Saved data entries
## BEGIN
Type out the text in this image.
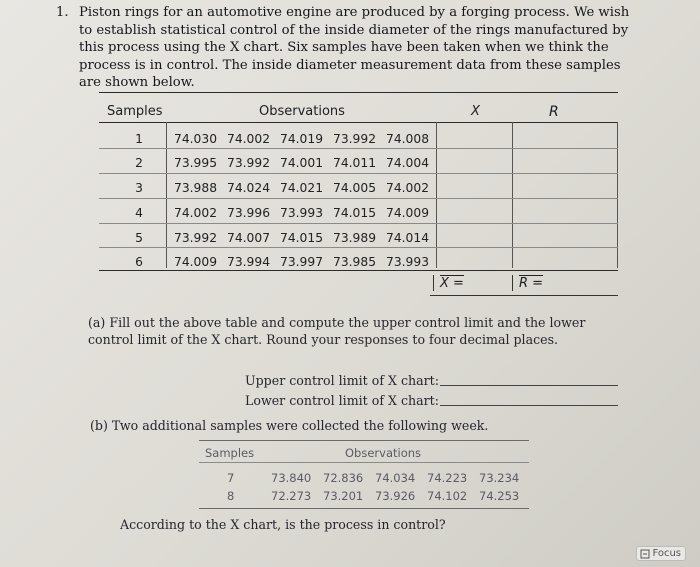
1. Piston rings for an automotive engine are produced by a forging process. We wish to establish statistical control of the inside diameter of the rings manufactured by this process using the X chart. Six samples have been taken when we think the process is in control. The inside diameter measurement data from these samples are shown below.
Samples	Observations	X	R
1	74.030 74.002 74.019 73.992 74.008
2	73.995 73.992 74.001 74.011 74.004
3	73.988 74.024 74.021 74.005 74.002
4	74.002 73.996 73.993 74.015 74.009
5	73.992 74.007 74.015 73.989 74.014
6	74.009 73.994 73.997 73.985 73.993
X =	R =
(a) Fill out the above table and compute the upper control limit and the lower control limit of the X chart. Round your responses to four decimal places.
Upper control limit of X chart:
Lower control limit of X chart:
(b) Two additional samples were collected the following week.
Samples	Observations
7	73.840 72.836 74.034 74.223 73.234
8	72.273 73.201 73.926 74.102 74.253
According to the X chart, is the process in control?
Focus
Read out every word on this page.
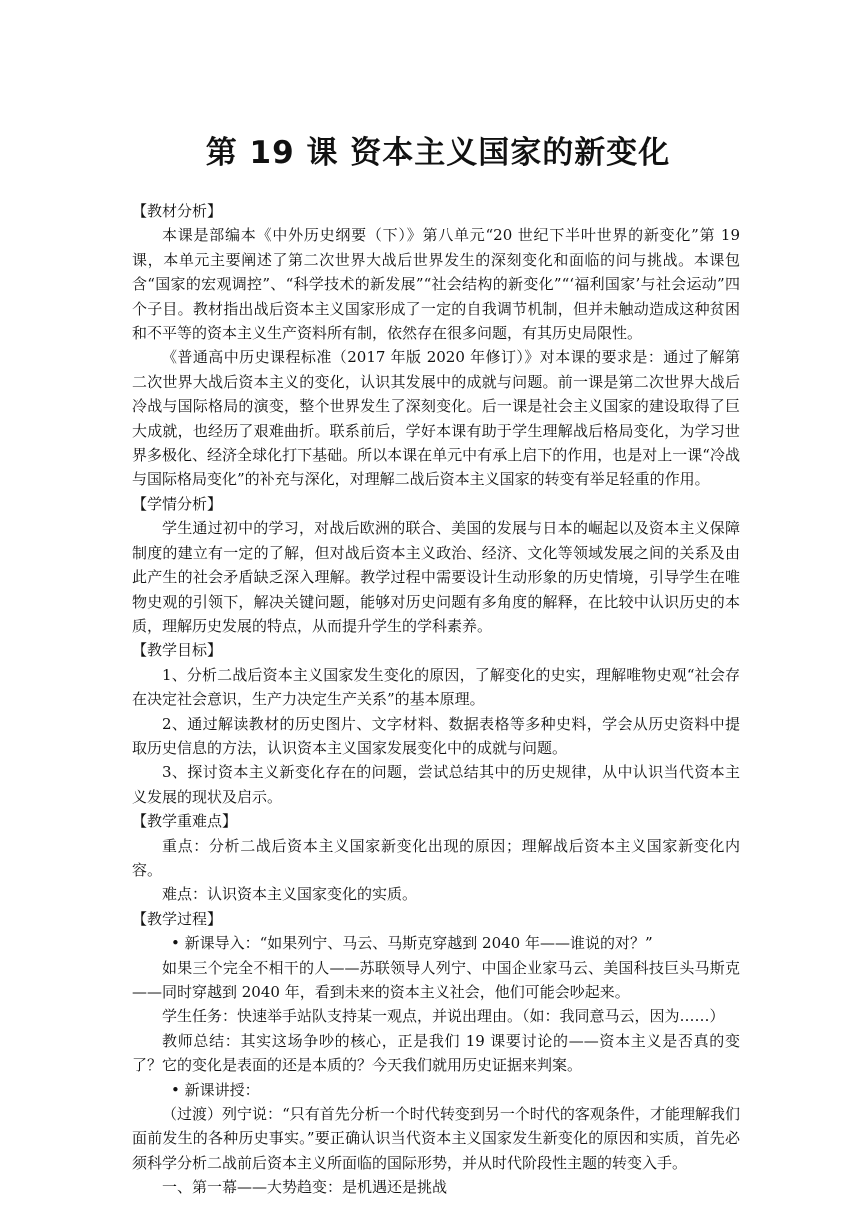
第 19 课 资本主义国家的新变化
【教材分析】

本课是部编本《中外历史纲要（下）》第八单元“20 世纪下半叶世界的新变化”第 19 课，本单元主要阐述了第二次世界大战后世界发生的深刻变化和面临的问与挑战。本课包含“国家的宏观调控”、“科学技术的新发展”“社会结构的新变化”“‘福利国家’与社会运动”四个子目。教材指出战后资本主义国家形成了一定的自我调节机制，但并未触动造成这种贫困和不平等的资本主义生产资料所有制，依然存在很多问题，有其历史局限性。

《普通高中历史课程标准（2017 年版 2020 年修订）》对本课的要求是：通过了解第二次世界大战后资本主义的变化，认识其发展中的成就与问题。前一课是第二次世界大战后冷战与国际格局的演变，整个世界发生了深刻变化。后一课是社会主义国家的建设取得了巨大成就，也经历了艰难曲折。联系前后，学好本课有助于学生理解战后格局变化，为学习世界多极化、经济全球化打下基础。所以本课在单元中有承上启下的作用，也是对上一课“冷战与国际格局变化”的补充与深化，对理解二战后资本主义国家的转变有举足轻重的作用。

【学情分析】

学生通过初中的学习，对战后欧洲的联合、美国的发展与日本的崛起以及资本主义保障制度的建立有一定的了解，但对战后资本主义政治、经济、文化等领域发展之间的关系及由此产生的社会矛盾缺乏深入理解。教学过程中需要设计生动形象的历史情境，引导学生在唯物史观的引领下，解决关键问题，能够对历史问题有多角度的解释，在比较中认识历史的本质，理解历史发展的特点，从而提升学生的学科素养。

【教学目标】

1、分析二战后资本主义国家发生变化的原因，了解变化的史实，理解唯物史观“社会存在决定社会意识，生产力决定生产关系”的基本原理。

2、通过解读教材的历史图片、文字材料、数据表格等多种史料，学会从历史资料中提取历史信息的方法，认识资本主义国家发展变化中的成就与问题。

3、探讨资本主义新变化存在的问题，尝试总结其中的历史规律，从中认识当代资本主义发展的现状及启示。

【教学重难点】

重点：分析二战后资本主义国家新变化出现的原因；理解战后资本主义国家新变化内容。

难点：认识资本主义国家变化的实质。

【教学过程】

• 新课导入：“如果列宁、马云、马斯克穿越到 2040 年——谁说的对？”

如果三个完全不相干的人——苏联领导人列宁、中国企业家马云、美国科技巨头马斯克——同时穿越到 2040 年，看到未来的资本主义社会，他们可能会吵起来。

学生任务：快速举手站队支持某一观点，并说出理由。（如：我同意马云，因为……）

教师总结：其实这场争吵的核心，正是我们 19 课要讨论的——资本主义是否真的变了？它的变化是表面的还是本质的？今天我们就用历史证据来判案。

• 新课讲授：

（过渡）列宁说：“只有首先分析一个时代转变到另一个时代的客观条件，才能理解我们面前发生的各种历史事实。”要正确认识当代资本主义国家发生新变化的原因和实质，首先必须科学分析二战前后资本主义所面临的国际形势，并从时代阶段性主题的转变入手。

一、第一幕——大势趋变：是机遇还是挑战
## END
# Directions
Pick out each line containing the string "Observations" and copy it.

# Solution for this task
Samples	Observations	X	R
Samples	Observations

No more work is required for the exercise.